◆ **Data for processing**

--------------------

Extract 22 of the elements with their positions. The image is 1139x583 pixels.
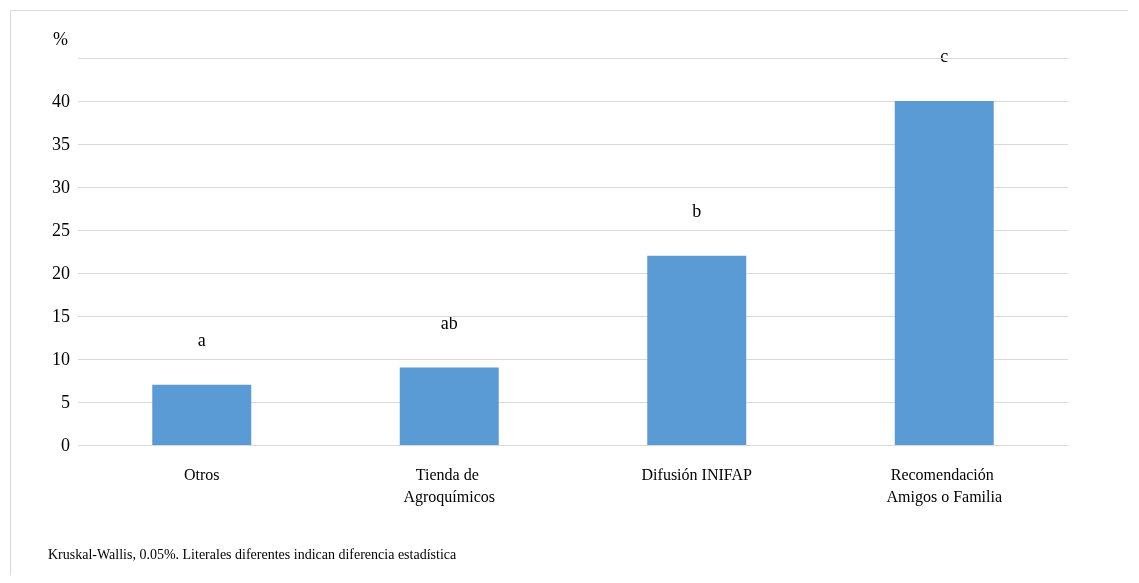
annotation: a (197, 329, 206, 350)
y-tick-label: 5 (61, 392, 70, 412)
x-tick-label: Otros (183, 465, 220, 483)
annotation: ab (440, 312, 458, 333)
bar (152, 384, 252, 445)
y-tick-label: 35 (52, 134, 70, 154)
y-tick-label: 30 (52, 177, 70, 197)
text: Kruskal-Wallis, 0.05%. Literales diferentes indican diferencia estadística (48, 546, 457, 562)
bar (399, 367, 499, 445)
bar (647, 255, 747, 445)
y-tick-label: 10 (52, 349, 70, 369)
annotation: b (692, 200, 702, 221)
y-tick-label: 0 (61, 435, 70, 455)
x-tick-label: Tienda de Agroquímicos (403, 465, 496, 506)
y-tick-label: 15 (52, 306, 70, 326)
y-tick-label: 40 (52, 91, 70, 111)
x-tick-label: Recomendación Amigos o Familia (886, 465, 1003, 506)
y-tick-label: 25 (52, 220, 70, 240)
bar (894, 101, 994, 445)
y-tick-label: 20 (52, 263, 70, 283)
x-tick-label: Difusión INIFAP (641, 465, 753, 483)
y-axis-title: % (53, 29, 68, 49)
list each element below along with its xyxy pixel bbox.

--------------------

Copy all of the entries above verbatim, leaving out the picture.

Extract 22 of the elements with their positions. The image is 1139x583 pixels.
annotation: a (197, 329, 206, 350)
y-tick-label: 5 (61, 392, 70, 412)
x-tick-label: Otros (183, 465, 220, 483)
annotation: ab (440, 312, 458, 333)
bar (152, 384, 252, 445)
y-tick-label: 35 (52, 134, 70, 154)
y-tick-label: 30 (52, 177, 70, 197)
text: Kruskal-Wallis, 0.05%. Literales diferentes indican diferencia estadística (48, 546, 457, 562)
bar (399, 367, 499, 445)
bar (647, 255, 747, 445)
y-tick-label: 10 (52, 349, 70, 369)
annotation: b (692, 200, 702, 221)
y-tick-label: 0 (61, 435, 70, 455)
x-tick-label: Tienda de Agroquímicos (403, 465, 496, 506)
y-tick-label: 15 (52, 306, 70, 326)
y-tick-label: 40 (52, 91, 70, 111)
x-tick-label: Recomendación Amigos o Familia (886, 465, 1003, 506)
y-tick-label: 25 (52, 220, 70, 240)
bar (894, 101, 994, 445)
y-tick-label: 20 (52, 263, 70, 283)
x-tick-label: Difusión INIFAP (641, 465, 753, 483)
y-axis-title: % (53, 29, 68, 49)
list each element below along with its xyxy pixel bbox.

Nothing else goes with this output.